§ Aim of the exercise:
Repeat the data verbatim.
**** Supplied material ****
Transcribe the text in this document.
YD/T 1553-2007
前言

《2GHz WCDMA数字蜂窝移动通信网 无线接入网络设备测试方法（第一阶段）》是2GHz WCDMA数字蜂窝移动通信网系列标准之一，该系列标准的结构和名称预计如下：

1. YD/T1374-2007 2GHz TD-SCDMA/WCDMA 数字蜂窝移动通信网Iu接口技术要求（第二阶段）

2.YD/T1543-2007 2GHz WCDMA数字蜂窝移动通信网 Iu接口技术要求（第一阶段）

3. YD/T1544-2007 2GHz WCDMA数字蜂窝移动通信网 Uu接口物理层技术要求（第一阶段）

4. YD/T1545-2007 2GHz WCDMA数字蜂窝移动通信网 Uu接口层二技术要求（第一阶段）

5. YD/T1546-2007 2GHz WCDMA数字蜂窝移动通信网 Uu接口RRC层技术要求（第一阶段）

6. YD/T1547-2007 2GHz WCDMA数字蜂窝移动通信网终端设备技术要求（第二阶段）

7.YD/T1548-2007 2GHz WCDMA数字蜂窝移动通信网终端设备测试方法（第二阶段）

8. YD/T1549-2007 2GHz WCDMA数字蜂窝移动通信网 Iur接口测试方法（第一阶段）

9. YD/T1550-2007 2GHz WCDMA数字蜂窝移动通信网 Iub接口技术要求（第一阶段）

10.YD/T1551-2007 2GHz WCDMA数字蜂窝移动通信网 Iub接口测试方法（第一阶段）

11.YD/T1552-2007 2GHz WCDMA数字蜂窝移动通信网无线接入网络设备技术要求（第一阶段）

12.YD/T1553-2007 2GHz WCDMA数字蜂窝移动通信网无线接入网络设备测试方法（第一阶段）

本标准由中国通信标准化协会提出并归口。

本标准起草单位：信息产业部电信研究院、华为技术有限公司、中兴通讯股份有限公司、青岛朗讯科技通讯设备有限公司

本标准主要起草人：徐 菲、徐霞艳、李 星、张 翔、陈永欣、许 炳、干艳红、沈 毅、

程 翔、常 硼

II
****
§ Solution to the exercise:
Transcribe the text in this document.
YD/T 1553-2007
前言

《2GHz WCDMA数字蜂窝移动通信网 无线接入网络设备测试方法（第一阶段）》是2GHz WCDMA数字蜂窝移动通信网系列标准之一，该系列标准的结构和名称预计如下：

1. YD/T1374-2007 2GHz TD-SCDMA/WCDMA 数字蜂窝移动通信网Iu接口技术要求（第二阶段）

2.YD/T1543-2007 2GHz WCDMA数字蜂窝移动通信网 Iu接口技术要求（第一阶段）

3. YD/T1544-2007 2GHz WCDMA数字蜂窝移动通信网 Uu接口物理层技术要求（第一阶段）

4. YD/T1545-2007 2GHz WCDMA数字蜂窝移动通信网 Uu接口层二技术要求（第一阶段）

5. YD/T1546-2007 2GHz WCDMA数字蜂窝移动通信网 Uu接口RRC层技术要求（第一阶段）

6. YD/T1547-2007 2GHz WCDMA数字蜂窝移动通信网终端设备技术要求（第二阶段）

7.YD/T1548-2007 2GHz WCDMA数字蜂窝移动通信网终端设备测试方法（第二阶段）

8. YD/T1549-2007 2GHz WCDMA数字蜂窝移动通信网 Iur接口测试方法（第一阶段）

9. YD/T1550-2007 2GHz WCDMA数字蜂窝移动通信网 Iub接口技术要求（第一阶段）

10.YD/T1551-2007 2GHz WCDMA数字蜂窝移动通信网 Iub接口测试方法（第一阶段）

11.YD/T1552-2007 2GHz WCDMA数字蜂窝移动通信网无线接入网络设备技术要求（第一阶段）

12.YD/T1553-2007 2GHz WCDMA数字蜂窝移动通信网无线接入网络设备测试方法（第一阶段）

本标准由中国通信标准化协会提出并归口。

本标准起草单位：信息产业部电信研究院、华为技术有限公司、中兴通讯股份有限公司、青岛朗讯科技通讯设备有限公司

本标准主要起草人：徐 菲、徐霞艳、李 星、张 翔、陈永欣、许 炳、干艳红、沈 毅、

程 翔、常 硼

II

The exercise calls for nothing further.